The exercise: Type the records out again in full, exactly.

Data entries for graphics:

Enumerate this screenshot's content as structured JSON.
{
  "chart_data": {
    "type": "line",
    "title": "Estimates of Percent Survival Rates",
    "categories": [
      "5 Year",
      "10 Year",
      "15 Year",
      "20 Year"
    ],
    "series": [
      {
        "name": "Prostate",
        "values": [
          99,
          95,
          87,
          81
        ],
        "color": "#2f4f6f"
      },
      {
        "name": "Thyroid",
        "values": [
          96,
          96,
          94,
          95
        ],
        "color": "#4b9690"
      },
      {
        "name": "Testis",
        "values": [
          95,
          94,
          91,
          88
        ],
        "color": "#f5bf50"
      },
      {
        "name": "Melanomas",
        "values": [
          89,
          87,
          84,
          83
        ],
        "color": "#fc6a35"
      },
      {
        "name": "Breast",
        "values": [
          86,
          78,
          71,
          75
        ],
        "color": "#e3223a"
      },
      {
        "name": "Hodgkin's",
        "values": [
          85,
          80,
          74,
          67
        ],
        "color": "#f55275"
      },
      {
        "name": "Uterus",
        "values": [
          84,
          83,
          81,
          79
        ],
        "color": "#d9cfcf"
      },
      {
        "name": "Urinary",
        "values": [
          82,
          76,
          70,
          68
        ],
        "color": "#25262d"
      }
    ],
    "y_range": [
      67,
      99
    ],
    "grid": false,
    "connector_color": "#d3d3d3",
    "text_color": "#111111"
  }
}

Written response:
Enumerate this screenshot's content as structured JSON.
{
  "chart_data": {
    "type": "line",
    "title": "Estimates of Percent Survival Rates",
    "categories": [
      "5 Year",
      "10 Year",
      "15 Year",
      "20 Year"
    ],
    "series": [
      {
        "name": "Prostate",
        "values": [
          99,
          95,
          87,
          81
        ],
        "color": "#2f4f6f"
      },
      {
        "name": "Thyroid",
        "values": [
          96,
          96,
          94,
          95
        ],
        "color": "#4b9690"
      },
      {
        "name": "Testis",
        "values": [
          95,
          94,
          91,
          88
        ],
        "color": "#f5bf50"
      },
      {
        "name": "Melanomas",
        "values": [
          89,
          87,
          84,
          83
        ],
        "color": "#fc6a35"
      },
      {
        "name": "Breast",
        "values": [
          86,
          78,
          71,
          75
        ],
        "color": "#e3223a"
      },
      {
        "name": "Hodgkin's",
        "values": [
          85,
          80,
          74,
          67
        ],
        "color": "#f55275"
      },
      {
        "name": "Uterus",
        "values": [
          84,
          83,
          81,
          79
        ],
        "color": "#d9cfcf"
      },
      {
        "name": "Urinary",
        "values": [
          82,
          76,
          70,
          68
        ],
        "color": "#25262d"
      }
    ],
    "y_range": [
      67,
      99
    ],
    "grid": false,
    "connector_color": "#d3d3d3",
    "text_color": "#111111"
  }
}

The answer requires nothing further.